SET PROBLEM — Select all lines holding the word "打开弹簧夹" from the entries that follow.

━━━ MATERIAL SUPPLIED

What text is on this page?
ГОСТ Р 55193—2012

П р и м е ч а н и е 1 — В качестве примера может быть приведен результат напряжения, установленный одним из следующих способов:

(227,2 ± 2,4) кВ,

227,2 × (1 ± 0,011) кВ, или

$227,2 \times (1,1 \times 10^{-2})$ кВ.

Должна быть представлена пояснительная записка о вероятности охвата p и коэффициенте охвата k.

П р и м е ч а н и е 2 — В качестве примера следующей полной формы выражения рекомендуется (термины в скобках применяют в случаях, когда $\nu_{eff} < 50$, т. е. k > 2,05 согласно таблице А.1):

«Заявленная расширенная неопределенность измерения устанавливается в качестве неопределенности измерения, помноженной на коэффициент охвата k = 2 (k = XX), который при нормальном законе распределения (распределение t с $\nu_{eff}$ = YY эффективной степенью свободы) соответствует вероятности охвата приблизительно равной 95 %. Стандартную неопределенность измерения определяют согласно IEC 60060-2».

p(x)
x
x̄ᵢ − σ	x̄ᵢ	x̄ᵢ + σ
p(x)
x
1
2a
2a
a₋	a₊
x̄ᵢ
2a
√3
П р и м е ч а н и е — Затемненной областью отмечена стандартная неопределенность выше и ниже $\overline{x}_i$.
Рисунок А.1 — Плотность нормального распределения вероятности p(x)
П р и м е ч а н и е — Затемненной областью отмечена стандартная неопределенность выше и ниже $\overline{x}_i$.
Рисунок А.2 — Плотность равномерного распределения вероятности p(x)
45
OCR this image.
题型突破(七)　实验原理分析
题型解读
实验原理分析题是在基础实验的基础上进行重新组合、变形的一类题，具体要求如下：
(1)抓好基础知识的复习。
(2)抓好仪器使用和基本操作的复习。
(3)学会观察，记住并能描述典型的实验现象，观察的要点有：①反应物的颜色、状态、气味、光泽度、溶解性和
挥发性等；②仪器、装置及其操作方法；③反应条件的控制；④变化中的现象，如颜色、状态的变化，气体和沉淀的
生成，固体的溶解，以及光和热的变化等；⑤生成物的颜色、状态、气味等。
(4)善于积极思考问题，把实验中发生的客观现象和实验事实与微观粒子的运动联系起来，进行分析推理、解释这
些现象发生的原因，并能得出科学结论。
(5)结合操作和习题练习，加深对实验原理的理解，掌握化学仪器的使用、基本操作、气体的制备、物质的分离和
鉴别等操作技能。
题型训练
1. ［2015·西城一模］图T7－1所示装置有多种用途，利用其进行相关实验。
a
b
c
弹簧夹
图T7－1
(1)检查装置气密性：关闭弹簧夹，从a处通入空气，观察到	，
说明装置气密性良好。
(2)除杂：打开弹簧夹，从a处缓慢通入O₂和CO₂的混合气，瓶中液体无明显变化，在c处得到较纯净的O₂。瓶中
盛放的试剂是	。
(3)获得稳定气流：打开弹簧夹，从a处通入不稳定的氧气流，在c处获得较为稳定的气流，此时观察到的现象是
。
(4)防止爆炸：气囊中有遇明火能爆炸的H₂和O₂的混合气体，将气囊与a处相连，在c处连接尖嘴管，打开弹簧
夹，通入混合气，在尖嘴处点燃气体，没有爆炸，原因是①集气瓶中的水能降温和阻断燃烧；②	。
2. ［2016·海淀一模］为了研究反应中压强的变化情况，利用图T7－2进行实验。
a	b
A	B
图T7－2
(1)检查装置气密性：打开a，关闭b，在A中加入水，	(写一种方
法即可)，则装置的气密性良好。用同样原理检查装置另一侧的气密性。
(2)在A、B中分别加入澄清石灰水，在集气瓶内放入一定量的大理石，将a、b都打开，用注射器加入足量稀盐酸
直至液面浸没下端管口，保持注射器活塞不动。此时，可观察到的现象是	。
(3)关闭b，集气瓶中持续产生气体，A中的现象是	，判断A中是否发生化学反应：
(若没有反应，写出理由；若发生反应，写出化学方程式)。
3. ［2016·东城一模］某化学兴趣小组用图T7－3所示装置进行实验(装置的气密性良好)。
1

━━━━━━

EXPECTED ANSWER —
(2)除杂：打开弹簧夹，从a处缓慢通入O₂和CO₂的混合气，瓶中液体无明显变化，在c处得到较纯净的O₂。瓶中
(3)获得稳定气流：打开弹簧夹，从a处通入不稳定的氧气流，在c处获得较为稳定的气流，此时观察到的现象是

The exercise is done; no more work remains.